* TASK TO CARRY OUT *
Go through the data below and gather each line containing "článek".

[Dataset items]
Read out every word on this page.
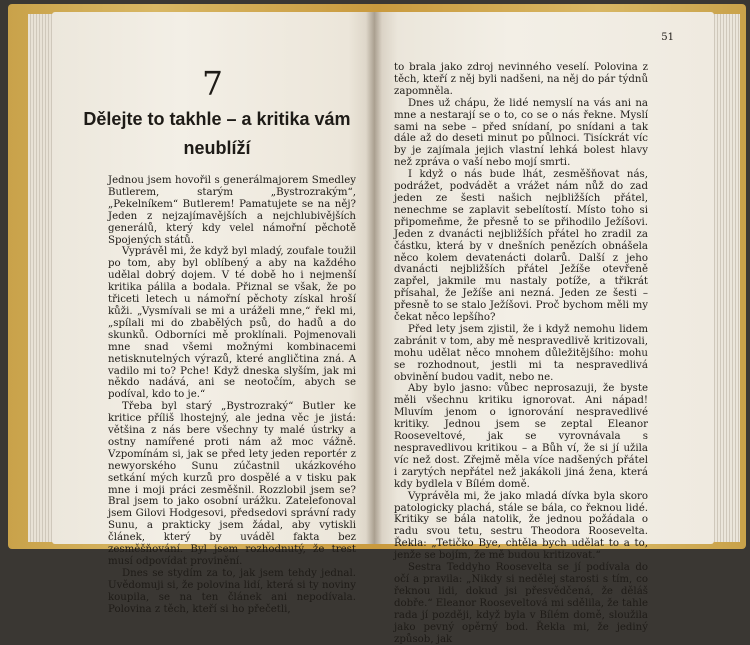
7
Dělejte to takhle – a kritika vám neublíží

Jednou jsem hovořil s generálmajorem Smedley Butlerem, starým „Bystrozrakým“, „Pekelníkem“ Butlerem! Pamatujete se na něj? Jeden z nejzajímavějších a nejchlubivějších generálů, který kdy velel námořní pěchotě Spojených států.

Vyprávěl mi, že když byl mladý, zoufale toužil po tom, aby byl oblíbený a aby na každého udělal dobrý dojem. V té době ho i nejmenší kritika pálila a bodala. Přiznal se však, že po třiceti letech u námořní pěchoty získal hroší kůži. „Vysmívali se mi a uráželi mne,“ řekl mi, „spílali mi do zbabělých psů, do hadů a do skunků. Odborníci mě proklínali. Pojmenovali mne snad všemi možnými kombinacemi netisknutelných výrazů, které angličtina zná. A vadilo mi to? Pche! Když dneska slyším, jak mi někdo nadává, ani se neotočím, abych se podíval, kdo to je.“

Třeba byl starý „Bystrozraký“ Butler ke kritice příliš lhostejný, ale jedna věc je jistá: většina z nás bere všechny ty malé ústrky a ostny namířené proti nám až moc vážně. Vzpomínám si, jak se před lety jeden reportér z newyorského Sunu zúčastnil ukázkového setkání mých kurzů pro dospělé a v tisku pak mne i moji práci zesměšnil. Rozzlobil jsem se? Bral jsem to jako osobní urážku. Zatelefonoval jsem Gilovi Hodgesovi, předsedovi správní rady Sunu, a prakticky jsem žádal, aby vytiskli článek, který by uváděl fakta bez zesměšňování. Byl jsem rozhodnutý, že trest musí odpovídat provinění.

Dnes se stydím za to, jak jsem tehdy jednal. Uvědomuji si, že polovina lidí, která si ty noviny koupila, se na ten článek ani nepodívala. Polovina z těch, kteří si ho přečetli,

51

to brala jako zdroj nevinného veselí. Polovina z těch, kteří z něj byli nadšeni, na něj do pár týdnů zapomněla.

Dnes už chápu, že lidé nemyslí na vás ani na mne a nestarají se o to, co se o nás řekne. Myslí sami na sebe – před snídaní, po snídani a tak dále až do deseti minut po půlnoci. Tisíckrát víc by je zajímala jejich vlastní lehká bolest hlavy než zpráva o vaší nebo mojí smrti.

I když o nás bude lhát, zesměšňovat nás, podrážet, podvádět a vrážet nám nůž do zad jeden ze šesti našich nejbližších přátel, nenechme se zaplavit sebelítostí. Místo toho si připomeňme, že přesně to se přihodilo Ježíšovi. Jeden z dvanácti nejbližších přátel ho zradil za částku, která by v dnešních penězích obnášela něco kolem devatenácti dolarů. Další z jeho dvanácti nejbližších přátel Ježíše otevřeně zapřel, jakmile mu nastaly potíže, a třikrát přísahal, že Ježíše ani nezná. Jeden ze šesti – přesně to se stalo Ježíšovi. Proč bychom měli my čekat něco lepšího?

Před lety jsem zjistil, že i když nemohu lidem zabránit v tom, aby mě nespravedlivě kritizovali, mohu udělat něco mnohem důležitějšího: mohu se rozhodnout, jestli mi ta nespravedlivá obvinění budou vadit, nebo ne.

Aby bylo jasno: vůbec neprosazuji, že byste měli všechnu kritiku ignorovat. Ani nápad! Mluvím jenom o ignorování nespravedlivé kritiky. Jednou jsem se zeptal Eleanor Rooseveltové, jak se vyrovnávala s nespravedlivou kritikou – a Bůh ví, že si jí užila víc než dost. Zřejmě měla více nadšených přátel i zarytých nepřátel než jakákoli jiná žena, která kdy bydlela v Bílém domě.

Vyprávěla mi, že jako mladá dívka byla skoro patologicky plachá, stále se bála, co řeknou lidé. Kritiky se bála natolik, že jednou požádala o radu svou tetu, sestru Theodora Roosevelta. Řekla: „Tetičko Bye, chtěla bych udělat to a to, jenže se bojím, že mě budou kritizovat.“

Sestra Teddyho Roosevelta se jí podívala do očí a pravila: „Nikdy si nedělej starosti s tím, co řeknou lidi, dokud jsi přesvědčená, že děláš dobře.“ Eleanor Rooseveltová mi sdělila, že tahle rada jí později, když byla v Bílém domě, sloužila jako pevný opěrný bod. Řekla mi, že jediný způsob, jak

* RESULT *
Třeba byl starý „Bystrozraký“ Butler ke kritice příliš lhostejný, ale jedna věc je jistá: většina z nás bere všechny ty malé ústrky a ostny namířené proti nám až moc vážně. Vzpomínám si, jak se před lety jeden reportér z newyorského Sunu zúčastnil ukázkového setkání mých kurzů pro dospělé a v tisku pak mne i moji práci zesměšnil. Rozzlobil jsem se? Bral jsem to jako osobní urážku. Zatelefonoval jsem Gilovi Hodgesovi, předsedovi správní rady Sunu, a prakticky jsem žádal, aby vytiskli článek, který by uváděl fakta bez zesměšňování. Byl jsem rozhodnutý, že trest musí odpovídat provinění.
Dnes se stydím za to, jak jsem tehdy jednal. Uvědomuji si, že polovina lidí, která si ty noviny koupila, se na ten článek ani nepodívala. Polovina z těch, kteří si ho přečetli,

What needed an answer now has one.